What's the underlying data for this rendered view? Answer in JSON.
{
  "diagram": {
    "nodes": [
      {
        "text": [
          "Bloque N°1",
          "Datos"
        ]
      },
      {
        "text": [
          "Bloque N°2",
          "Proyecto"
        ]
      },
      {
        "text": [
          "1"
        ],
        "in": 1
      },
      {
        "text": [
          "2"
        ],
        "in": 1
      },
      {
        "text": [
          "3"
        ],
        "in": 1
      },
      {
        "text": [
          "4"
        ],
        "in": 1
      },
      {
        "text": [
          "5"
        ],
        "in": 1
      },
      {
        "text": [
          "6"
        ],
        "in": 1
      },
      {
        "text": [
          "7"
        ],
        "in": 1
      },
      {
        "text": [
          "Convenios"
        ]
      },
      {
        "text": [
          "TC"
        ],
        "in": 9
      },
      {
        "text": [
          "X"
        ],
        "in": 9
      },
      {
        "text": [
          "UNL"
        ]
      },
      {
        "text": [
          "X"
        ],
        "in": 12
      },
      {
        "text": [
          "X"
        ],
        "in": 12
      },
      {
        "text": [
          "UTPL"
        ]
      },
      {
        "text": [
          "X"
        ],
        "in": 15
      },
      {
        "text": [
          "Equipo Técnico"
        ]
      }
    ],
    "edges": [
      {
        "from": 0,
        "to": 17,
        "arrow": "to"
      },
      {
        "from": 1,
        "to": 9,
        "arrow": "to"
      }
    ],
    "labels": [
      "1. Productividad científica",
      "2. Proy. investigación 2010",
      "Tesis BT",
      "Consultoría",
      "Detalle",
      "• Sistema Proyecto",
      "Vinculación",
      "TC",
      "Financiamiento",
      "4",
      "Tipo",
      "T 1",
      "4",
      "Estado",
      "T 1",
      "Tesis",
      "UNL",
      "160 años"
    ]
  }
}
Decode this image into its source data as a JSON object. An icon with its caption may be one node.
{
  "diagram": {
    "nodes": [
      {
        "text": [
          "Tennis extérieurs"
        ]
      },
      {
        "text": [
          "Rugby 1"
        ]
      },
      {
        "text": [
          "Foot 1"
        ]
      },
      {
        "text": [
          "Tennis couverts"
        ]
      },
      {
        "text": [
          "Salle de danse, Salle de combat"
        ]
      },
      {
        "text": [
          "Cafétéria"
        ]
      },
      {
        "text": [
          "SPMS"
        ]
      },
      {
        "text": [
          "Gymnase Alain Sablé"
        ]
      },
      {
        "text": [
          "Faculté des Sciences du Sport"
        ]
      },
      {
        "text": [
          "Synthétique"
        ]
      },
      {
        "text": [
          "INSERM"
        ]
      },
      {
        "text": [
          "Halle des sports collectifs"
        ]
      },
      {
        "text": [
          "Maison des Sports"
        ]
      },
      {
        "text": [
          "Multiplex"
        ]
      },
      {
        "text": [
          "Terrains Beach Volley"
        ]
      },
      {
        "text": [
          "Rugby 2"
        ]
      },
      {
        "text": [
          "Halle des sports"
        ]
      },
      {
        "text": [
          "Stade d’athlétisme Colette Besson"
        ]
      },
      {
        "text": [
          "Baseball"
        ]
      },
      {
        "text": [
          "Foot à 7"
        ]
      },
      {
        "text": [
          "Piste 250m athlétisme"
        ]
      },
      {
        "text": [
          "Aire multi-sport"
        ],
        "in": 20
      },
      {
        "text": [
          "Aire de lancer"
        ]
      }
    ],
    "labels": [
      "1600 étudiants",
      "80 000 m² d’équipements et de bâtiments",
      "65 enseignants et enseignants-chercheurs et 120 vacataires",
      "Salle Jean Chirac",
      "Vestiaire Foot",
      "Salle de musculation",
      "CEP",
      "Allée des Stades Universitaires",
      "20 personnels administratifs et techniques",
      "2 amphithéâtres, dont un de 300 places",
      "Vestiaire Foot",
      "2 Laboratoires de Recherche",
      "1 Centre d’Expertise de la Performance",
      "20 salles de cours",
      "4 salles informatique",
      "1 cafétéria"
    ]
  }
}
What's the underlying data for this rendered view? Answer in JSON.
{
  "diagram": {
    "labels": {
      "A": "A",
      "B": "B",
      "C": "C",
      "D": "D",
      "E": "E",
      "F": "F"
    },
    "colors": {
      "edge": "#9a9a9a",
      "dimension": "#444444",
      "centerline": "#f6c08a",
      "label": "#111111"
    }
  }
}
━━━━━━━━
§ **What you need to do**: The records above must be output exactly, in full.

§ **Answer to this exercise**:
What's the underlying data for this rendered view? Answer in JSON.
{
  "diagram": {
    "nodes": [
      {
        "text": [
          "Bloque N°1",
          "Datos"
        ]
      },
      {
        "text": [
          "Bloque N°2",
          "Proyecto"
        ]
      },
      {
        "text": [
          "1"
        ],
        "in": 1
      },
      {
        "text": [
          "2"
        ],
        "in": 1
      },
      {
        "text": [
          "3"
        ],
        "in": 1
      },
      {
        "text": [
          "4"
        ],
        "in": 1
      },
      {
        "text": [
          "5"
        ],
        "in": 1
      },
      {
        "text": [
          "6"
        ],
        "in": 1
      },
      {
        "text": [
          "7"
        ],
        "in": 1
      },
      {
        "text": [
          "Convenios"
        ]
      },
      {
        "text": [
          "TC"
        ],
        "in": 9
      },
      {
        "text": [
          "X"
        ],
        "in": 9
      },
      {
        "text": [
          "UNL"
        ]
      },
      {
        "text": [
          "X"
        ],
        "in": 12
      },
      {
        "text": [
          "X"
        ],
        "in": 12
      },
      {
        "text": [
          "UTPL"
        ]
      },
      {
        "text": [
          "X"
        ],
        "in": 15
      },
      {
        "text": [
          "Equipo Técnico"
        ]
      }
    ],
    "edges": [
      {
        "from": 0,
        "to": 17,
        "arrow": "to"
      },
      {
        "from": 1,
        "to": 9,
        "arrow": "to"
      }
    ],
    "labels": [
      "1. Productividad científica",
      "2. Proy. investigación 2010",
      "Tesis BT",
      "Consultoría",
      "Detalle",
      "• Sistema Proyecto",
      "Vinculación",
      "TC",
      "Financiamiento",
      "4",
      "Tipo",
      "T 1",
      "4",
      "Estado",
      "T 1",
      "Tesis",
      "UNL",
      "160 años"
    ]
  }
}
Decode this image into its source data as a JSON object. An icon with its caption may be one node.
{
  "diagram": {
    "nodes": [
      {
        "text": [
          "Tennis extérieurs"
        ]
      },
      {
        "text": [
          "Rugby 1"
        ]
      },
      {
        "text": [
          "Foot 1"
        ]
      },
      {
        "text": [
          "Tennis couverts"
        ]
      },
      {
        "text": [
          "Salle de danse, Salle de combat"
        ]
      },
      {
        "text": [
          "Cafétéria"
        ]
      },
      {
        "text": [
          "SPMS"
        ]
      },
      {
        "text": [
          "Gymnase Alain Sablé"
        ]
      },
      {
        "text": [
          "Faculté des Sciences du Sport"
        ]
      },
      {
        "text": [
          "Synthétique"
        ]
      },
      {
        "text": [
          "INSERM"
        ]
      },
      {
        "text": [
          "Halle des sports collectifs"
        ]
      },
      {
        "text": [
          "Maison des Sports"
        ]
      },
      {
        "text": [
          "Multiplex"
        ]
      },
      {
        "text": [
          "Terrains Beach Volley"
        ]
      },
      {
        "text": [
          "Rugby 2"
        ]
      },
      {
        "text": [
          "Halle des sports"
        ]
      },
      {
        "text": [
          "Stade d’athlétisme Colette Besson"
        ]
      },
      {
        "text": [
          "Baseball"
        ]
      },
      {
        "text": [
          "Foot à 7"
        ]
      },
      {
        "text": [
          "Piste 250m athlétisme"
        ]
      },
      {
        "text": [
          "Aire multi-sport"
        ],
        "in": 20
      },
      {
        "text": [
          "Aire de lancer"
        ]
      }
    ],
    "labels": [
      "1600 étudiants",
      "80 000 m² d’équipements et de bâtiments",
      "65 enseignants et enseignants-chercheurs et 120 vacataires",
      "Salle Jean Chirac",
      "Vestiaire Foot",
      "Salle de musculation",
      "CEP",
      "Allée des Stades Universitaires",
      "20 personnels administratifs et techniques",
      "2 amphithéâtres, dont un de 300 places",
      "Vestiaire Foot",
      "2 Laboratoires de Recherche",
      "1 Centre d’Expertise de la Performance",
      "20 salles de cours",
      "4 salles informatique",
      "1 cafétéria"
    ]
  }
}
What's the underlying data for this rendered view? Answer in JSON.
{
  "diagram": {
    "labels": {
      "A": "A",
      "B": "B",
      "C": "C",
      "D": "D",
      "E": "E",
      "F": "F"
    },
    "colors": {
      "edge": "#9a9a9a",
      "dimension": "#444444",
      "centerline": "#f6c08a",
      "label": "#111111"
    }
  }
}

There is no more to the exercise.